> [PASSAGE]:
——

Calcutta ... in its sounds, sights and colours

There are too many cars, and too many flyovers, in Calcutta. As with flyovers as also metro rail links in a good number of cities in our part of the world --- think here of the metro rail structure overshadowing the DhakaUniversity area --- it is the beauty of precious places which declines somewhat.

In large areas of Calcutta, that is precisely what has been happening. Add to that the increasing number of vehicles, thanks to a growing middle class, that now define life in this sprawling city.

Beyond and above everything, though, is the sense of continuity which keeps Calcutta linked to history. Calcutta remains a moving vehicle of history; and this is a truth which reasserts itself when Andalib Elias, the suave Bangladesh deputy high commissioner, takes you on a tour of the mission grounds.

It is that seminal moment of 18 April 1971 which comes alive, with recollections of the move by Hossain Ali and his staff to switch their allegiance to Bangladesh a day after the Mujibnagar government was sworn in at Meherpur.

——

> [SET TASK 1]: Rewrite the records from their first line through the line containing "question-1-line-1: Q.現行のふるさと納税に対して、 bbox=[36, 73, 442, 104]", replacing "pixel coordinates" with "screen coordinates" and leaving everything else unchanged.

——

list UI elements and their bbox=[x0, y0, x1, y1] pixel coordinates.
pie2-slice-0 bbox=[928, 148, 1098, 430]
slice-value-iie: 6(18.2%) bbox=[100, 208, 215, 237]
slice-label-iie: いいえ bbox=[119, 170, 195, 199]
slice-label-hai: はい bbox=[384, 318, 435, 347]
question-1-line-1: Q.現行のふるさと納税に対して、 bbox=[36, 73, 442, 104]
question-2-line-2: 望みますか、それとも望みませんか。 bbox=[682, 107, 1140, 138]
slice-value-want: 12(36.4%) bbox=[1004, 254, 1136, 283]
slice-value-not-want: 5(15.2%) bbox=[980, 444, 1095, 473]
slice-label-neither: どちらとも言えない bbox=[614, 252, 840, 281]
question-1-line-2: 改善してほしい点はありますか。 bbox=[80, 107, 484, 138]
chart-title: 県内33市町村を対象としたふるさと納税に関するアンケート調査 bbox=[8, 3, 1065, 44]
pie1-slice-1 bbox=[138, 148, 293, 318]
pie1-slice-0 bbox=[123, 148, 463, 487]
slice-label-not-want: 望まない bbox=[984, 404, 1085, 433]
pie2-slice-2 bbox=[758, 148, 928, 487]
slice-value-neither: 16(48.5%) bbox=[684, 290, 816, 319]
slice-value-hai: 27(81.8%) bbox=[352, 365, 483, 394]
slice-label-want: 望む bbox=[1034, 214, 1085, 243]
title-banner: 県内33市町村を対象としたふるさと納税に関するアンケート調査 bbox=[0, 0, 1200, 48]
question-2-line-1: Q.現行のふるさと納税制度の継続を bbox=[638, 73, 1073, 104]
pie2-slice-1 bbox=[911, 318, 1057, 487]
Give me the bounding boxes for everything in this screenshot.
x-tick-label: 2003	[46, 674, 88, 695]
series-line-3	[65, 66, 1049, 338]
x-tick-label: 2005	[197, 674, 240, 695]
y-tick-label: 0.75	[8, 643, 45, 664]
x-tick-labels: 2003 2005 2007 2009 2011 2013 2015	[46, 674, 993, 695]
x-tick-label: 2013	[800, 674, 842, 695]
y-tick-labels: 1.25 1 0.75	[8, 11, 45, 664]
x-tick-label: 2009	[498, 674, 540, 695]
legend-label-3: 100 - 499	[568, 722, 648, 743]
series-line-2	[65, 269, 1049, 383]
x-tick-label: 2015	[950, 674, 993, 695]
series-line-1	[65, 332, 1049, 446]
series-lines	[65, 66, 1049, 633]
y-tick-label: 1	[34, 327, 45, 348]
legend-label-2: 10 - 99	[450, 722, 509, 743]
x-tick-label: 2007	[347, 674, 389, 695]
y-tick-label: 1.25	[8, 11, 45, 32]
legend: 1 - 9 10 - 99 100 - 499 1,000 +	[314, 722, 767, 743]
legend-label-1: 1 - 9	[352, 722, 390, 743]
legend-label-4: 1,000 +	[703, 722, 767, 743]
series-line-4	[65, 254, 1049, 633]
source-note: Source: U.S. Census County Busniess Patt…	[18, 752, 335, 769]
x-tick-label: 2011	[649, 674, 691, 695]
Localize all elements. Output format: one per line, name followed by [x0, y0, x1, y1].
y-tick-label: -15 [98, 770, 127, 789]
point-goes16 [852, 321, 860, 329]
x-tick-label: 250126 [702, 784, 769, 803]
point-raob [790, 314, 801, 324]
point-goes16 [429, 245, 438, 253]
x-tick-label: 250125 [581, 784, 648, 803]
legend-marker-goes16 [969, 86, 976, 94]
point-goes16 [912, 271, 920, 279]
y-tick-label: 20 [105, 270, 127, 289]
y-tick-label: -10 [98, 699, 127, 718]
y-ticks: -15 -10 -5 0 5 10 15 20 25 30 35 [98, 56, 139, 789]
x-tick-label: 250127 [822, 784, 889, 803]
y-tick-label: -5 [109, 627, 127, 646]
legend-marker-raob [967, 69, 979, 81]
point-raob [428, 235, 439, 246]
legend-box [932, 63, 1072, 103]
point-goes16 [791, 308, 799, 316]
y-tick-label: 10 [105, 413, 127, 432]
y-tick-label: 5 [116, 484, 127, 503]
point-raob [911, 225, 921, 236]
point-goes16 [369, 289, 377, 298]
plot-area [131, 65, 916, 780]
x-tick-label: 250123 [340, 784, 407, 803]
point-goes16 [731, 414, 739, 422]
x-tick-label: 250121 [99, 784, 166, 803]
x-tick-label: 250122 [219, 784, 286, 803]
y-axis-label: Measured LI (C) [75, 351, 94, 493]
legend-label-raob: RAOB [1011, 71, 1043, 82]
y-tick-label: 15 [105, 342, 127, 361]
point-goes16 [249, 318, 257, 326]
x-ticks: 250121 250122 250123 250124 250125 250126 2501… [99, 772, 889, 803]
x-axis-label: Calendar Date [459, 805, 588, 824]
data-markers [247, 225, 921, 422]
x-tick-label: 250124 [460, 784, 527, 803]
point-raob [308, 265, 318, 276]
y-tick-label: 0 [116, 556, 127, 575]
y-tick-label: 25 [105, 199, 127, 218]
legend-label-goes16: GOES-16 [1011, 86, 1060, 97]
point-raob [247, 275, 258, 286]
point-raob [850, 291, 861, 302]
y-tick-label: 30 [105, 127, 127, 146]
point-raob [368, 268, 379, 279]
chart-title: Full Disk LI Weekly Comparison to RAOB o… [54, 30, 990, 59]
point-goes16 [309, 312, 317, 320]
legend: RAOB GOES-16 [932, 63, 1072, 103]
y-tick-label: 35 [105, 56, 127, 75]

——

> [SET TASK 2]: Retype the text on Calcutta word for word, starting with "Calcutta ... in" and going on through "the mission grounds.".

> [WRITTEN ANSWER 1]:
list UI elements and their bbox=[x0, y0, x1, y1] screen coordinates.
pie2-slice-0 bbox=[928, 148, 1098, 430]
slice-value-iie: 6(18.2%) bbox=[100, 208, 215, 237]
slice-label-iie: いいえ bbox=[119, 170, 195, 199]
slice-label-hai: はい bbox=[384, 318, 435, 347]
question-1-line-1: Q.現行のふるさと納税に対して、 bbox=[36, 73, 442, 104]

> [WRITTEN ANSWER 2]:
Calcutta ... in its sounds, sights and colours

There are too many cars, and too many flyovers, in Calcutta. As with flyovers as also metro rail links in a good number of cities in our part of the world --- think here of the metro rail structure overshadowing the DhakaUniversity area --- it is the beauty of precious places which declines somewhat.

In large areas of Calcutta, that is precisely what has been happening. Add to that the increasing number of vehicles, thanks to a growing middle class, that now define life in this sprawling city.

Beyond and above everything, though, is the sense of continuity which keeps Calcutta linked to history. Calcutta remains a moving vehicle of history; and this is a truth which reasserts itself when Andalib Elias, the suave Bangladesh deputy high commissioner, takes you on a tour of the mission grounds.